_Goal of the exercise_
Find and copy each line of the records where the string "Average" shows up.

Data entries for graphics

►

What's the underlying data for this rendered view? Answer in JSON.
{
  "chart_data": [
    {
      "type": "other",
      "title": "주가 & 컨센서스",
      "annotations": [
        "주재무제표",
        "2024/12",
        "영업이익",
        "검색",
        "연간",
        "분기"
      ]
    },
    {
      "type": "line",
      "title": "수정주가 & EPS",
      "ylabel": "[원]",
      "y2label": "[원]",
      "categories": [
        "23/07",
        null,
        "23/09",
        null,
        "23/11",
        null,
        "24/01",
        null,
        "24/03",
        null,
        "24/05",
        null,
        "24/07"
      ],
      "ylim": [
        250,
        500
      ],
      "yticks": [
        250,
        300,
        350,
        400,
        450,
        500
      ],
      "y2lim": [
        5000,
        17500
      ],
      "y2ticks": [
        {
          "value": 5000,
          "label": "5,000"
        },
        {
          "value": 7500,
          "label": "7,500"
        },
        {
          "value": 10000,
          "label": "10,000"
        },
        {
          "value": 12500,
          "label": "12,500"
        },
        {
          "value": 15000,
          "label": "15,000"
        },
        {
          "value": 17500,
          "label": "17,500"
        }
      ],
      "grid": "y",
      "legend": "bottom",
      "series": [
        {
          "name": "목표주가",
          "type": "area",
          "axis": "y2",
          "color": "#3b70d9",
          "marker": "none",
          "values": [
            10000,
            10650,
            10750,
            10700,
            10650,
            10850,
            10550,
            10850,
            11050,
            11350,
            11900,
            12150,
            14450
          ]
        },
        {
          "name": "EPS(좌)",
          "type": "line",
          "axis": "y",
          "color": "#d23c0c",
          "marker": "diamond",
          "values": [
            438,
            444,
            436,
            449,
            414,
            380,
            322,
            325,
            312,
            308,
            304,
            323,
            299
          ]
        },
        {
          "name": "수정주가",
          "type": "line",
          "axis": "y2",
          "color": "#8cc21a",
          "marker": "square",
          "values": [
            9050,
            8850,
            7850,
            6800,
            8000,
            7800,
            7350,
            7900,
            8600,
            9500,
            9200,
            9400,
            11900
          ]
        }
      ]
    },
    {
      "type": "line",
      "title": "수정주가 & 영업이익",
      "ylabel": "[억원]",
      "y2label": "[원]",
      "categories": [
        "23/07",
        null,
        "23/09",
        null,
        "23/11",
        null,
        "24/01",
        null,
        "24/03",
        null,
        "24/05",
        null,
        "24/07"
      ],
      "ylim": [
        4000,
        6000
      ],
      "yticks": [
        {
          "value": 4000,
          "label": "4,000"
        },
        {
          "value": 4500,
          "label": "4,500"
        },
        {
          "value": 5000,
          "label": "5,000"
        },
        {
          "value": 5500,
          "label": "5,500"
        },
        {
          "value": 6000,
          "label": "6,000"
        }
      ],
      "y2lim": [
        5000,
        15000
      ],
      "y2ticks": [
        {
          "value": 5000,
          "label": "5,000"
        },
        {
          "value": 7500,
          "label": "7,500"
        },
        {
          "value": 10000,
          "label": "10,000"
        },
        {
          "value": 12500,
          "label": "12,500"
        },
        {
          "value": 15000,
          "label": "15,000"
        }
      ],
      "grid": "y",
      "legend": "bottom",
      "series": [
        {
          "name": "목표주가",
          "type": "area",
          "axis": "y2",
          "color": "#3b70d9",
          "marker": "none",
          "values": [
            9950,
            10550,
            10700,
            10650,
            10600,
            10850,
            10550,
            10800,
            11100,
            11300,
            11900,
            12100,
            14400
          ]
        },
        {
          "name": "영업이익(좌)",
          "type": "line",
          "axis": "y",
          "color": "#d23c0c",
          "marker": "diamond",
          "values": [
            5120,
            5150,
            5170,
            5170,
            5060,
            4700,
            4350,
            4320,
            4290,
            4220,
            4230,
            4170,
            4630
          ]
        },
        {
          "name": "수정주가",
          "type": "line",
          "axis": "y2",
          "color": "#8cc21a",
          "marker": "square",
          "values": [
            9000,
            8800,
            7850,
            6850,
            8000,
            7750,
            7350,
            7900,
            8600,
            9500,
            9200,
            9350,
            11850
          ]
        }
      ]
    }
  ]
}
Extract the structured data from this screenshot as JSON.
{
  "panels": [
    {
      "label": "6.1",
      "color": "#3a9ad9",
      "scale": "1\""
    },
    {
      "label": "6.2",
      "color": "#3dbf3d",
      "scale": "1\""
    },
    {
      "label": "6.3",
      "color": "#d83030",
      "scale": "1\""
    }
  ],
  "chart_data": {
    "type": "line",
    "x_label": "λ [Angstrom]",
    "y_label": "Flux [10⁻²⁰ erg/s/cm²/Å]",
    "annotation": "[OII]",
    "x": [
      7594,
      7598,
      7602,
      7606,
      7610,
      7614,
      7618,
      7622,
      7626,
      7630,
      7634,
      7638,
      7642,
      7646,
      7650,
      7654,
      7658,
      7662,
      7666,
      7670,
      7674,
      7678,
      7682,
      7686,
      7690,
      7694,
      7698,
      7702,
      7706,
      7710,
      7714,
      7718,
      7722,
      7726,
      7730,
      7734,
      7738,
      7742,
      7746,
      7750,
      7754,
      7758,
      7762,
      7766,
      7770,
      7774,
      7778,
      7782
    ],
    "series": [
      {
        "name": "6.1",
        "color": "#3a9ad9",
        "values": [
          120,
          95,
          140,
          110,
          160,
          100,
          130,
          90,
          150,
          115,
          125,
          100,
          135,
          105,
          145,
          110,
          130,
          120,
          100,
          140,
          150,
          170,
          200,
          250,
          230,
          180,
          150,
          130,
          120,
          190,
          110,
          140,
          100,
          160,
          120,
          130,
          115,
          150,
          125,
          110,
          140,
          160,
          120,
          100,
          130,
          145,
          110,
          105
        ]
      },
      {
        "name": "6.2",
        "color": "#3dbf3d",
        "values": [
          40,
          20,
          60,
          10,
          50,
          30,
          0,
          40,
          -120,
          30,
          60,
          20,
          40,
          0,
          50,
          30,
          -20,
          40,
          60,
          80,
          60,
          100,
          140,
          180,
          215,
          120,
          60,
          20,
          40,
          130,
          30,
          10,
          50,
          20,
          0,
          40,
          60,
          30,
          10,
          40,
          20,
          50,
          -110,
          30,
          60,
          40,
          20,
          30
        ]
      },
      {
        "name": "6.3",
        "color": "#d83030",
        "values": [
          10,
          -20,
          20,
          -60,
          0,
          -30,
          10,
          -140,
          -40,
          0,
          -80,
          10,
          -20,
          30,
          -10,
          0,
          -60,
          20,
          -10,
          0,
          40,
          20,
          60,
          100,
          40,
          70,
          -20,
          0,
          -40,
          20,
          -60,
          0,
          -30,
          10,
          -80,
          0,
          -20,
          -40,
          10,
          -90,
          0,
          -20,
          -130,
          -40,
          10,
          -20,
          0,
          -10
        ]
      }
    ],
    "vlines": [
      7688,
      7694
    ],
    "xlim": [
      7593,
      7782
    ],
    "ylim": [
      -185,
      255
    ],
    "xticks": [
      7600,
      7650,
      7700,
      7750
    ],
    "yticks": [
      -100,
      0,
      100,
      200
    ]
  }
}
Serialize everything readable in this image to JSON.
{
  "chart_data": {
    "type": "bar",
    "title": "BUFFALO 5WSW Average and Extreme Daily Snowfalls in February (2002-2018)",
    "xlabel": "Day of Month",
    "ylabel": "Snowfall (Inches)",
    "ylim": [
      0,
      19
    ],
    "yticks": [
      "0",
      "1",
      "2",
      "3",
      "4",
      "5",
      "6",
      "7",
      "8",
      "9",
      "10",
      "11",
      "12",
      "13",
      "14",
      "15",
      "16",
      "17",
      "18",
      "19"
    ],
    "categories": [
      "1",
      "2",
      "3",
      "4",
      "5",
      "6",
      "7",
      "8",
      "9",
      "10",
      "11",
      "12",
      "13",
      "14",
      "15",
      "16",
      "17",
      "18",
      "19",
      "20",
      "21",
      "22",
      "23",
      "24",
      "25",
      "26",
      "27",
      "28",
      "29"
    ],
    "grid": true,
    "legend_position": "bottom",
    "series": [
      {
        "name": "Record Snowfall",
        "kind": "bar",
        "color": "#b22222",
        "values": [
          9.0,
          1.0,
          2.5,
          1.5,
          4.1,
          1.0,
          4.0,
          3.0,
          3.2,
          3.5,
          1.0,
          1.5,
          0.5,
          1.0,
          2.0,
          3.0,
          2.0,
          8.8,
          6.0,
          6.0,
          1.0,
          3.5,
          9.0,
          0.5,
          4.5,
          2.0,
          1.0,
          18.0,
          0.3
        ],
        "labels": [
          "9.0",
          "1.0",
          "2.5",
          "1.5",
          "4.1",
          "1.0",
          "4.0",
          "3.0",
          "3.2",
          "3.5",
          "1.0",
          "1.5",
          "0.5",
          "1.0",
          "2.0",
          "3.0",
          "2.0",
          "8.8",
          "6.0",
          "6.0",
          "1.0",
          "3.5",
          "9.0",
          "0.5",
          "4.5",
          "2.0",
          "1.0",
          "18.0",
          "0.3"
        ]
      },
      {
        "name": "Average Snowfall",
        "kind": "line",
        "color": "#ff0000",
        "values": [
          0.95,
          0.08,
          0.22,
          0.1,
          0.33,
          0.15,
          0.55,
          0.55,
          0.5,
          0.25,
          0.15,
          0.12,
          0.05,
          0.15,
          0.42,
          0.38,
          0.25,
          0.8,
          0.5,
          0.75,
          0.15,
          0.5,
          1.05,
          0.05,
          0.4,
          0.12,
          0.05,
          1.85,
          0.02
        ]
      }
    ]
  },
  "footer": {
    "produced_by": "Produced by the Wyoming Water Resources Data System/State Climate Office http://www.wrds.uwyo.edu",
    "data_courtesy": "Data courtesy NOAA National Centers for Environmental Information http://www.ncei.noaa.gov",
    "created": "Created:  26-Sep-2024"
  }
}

◄

_Result below_
    "title": "BUFFALO 5WSW Average and Extreme Daily Snowfalls in February (2002-2018)",
        "name": "Average Snowfall",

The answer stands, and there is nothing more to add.